Challenge: Find all lines in the listing that include the word "page", then copy them.

Records supplied:
********************

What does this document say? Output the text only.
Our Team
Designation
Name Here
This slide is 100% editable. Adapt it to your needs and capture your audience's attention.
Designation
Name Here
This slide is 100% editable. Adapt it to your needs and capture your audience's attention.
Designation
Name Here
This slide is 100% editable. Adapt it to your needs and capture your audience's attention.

********************

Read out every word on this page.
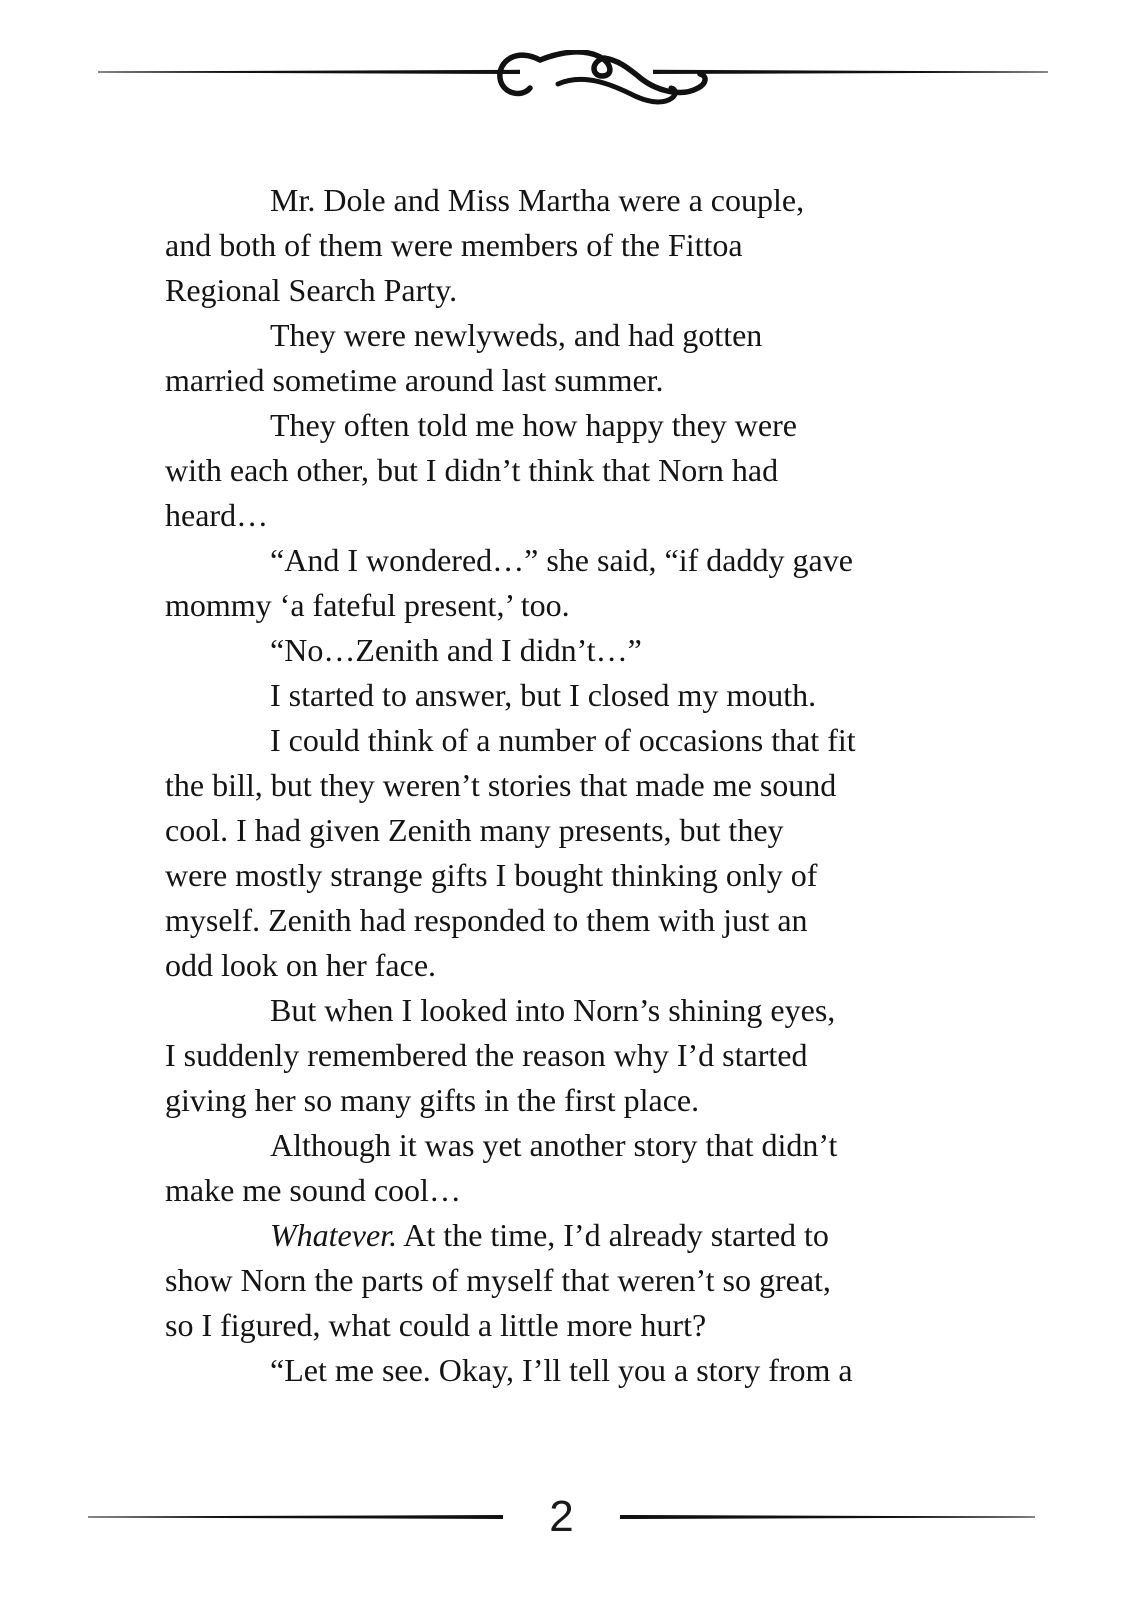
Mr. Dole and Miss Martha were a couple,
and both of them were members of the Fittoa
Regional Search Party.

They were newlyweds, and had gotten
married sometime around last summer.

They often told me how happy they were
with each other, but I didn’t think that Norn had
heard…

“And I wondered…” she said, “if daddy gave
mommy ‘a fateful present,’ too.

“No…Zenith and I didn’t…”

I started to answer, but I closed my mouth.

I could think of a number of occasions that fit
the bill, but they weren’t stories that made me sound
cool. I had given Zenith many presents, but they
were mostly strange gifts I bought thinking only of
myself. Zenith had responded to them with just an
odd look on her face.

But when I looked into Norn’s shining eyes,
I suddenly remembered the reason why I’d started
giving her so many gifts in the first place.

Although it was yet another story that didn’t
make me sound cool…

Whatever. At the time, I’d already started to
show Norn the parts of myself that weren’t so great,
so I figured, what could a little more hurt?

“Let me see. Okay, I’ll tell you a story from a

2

********************

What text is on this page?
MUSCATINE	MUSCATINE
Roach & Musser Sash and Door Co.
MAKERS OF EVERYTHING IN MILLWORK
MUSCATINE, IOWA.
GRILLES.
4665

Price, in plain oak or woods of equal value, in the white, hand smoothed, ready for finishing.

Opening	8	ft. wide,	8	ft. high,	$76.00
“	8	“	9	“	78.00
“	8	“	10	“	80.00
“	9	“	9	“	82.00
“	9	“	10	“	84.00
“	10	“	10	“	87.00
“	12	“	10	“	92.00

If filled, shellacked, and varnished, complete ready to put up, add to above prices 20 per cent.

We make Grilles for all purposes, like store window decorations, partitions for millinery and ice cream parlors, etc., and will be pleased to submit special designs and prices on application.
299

********************

Written response:
Read out every word on this page.
What text is on this page?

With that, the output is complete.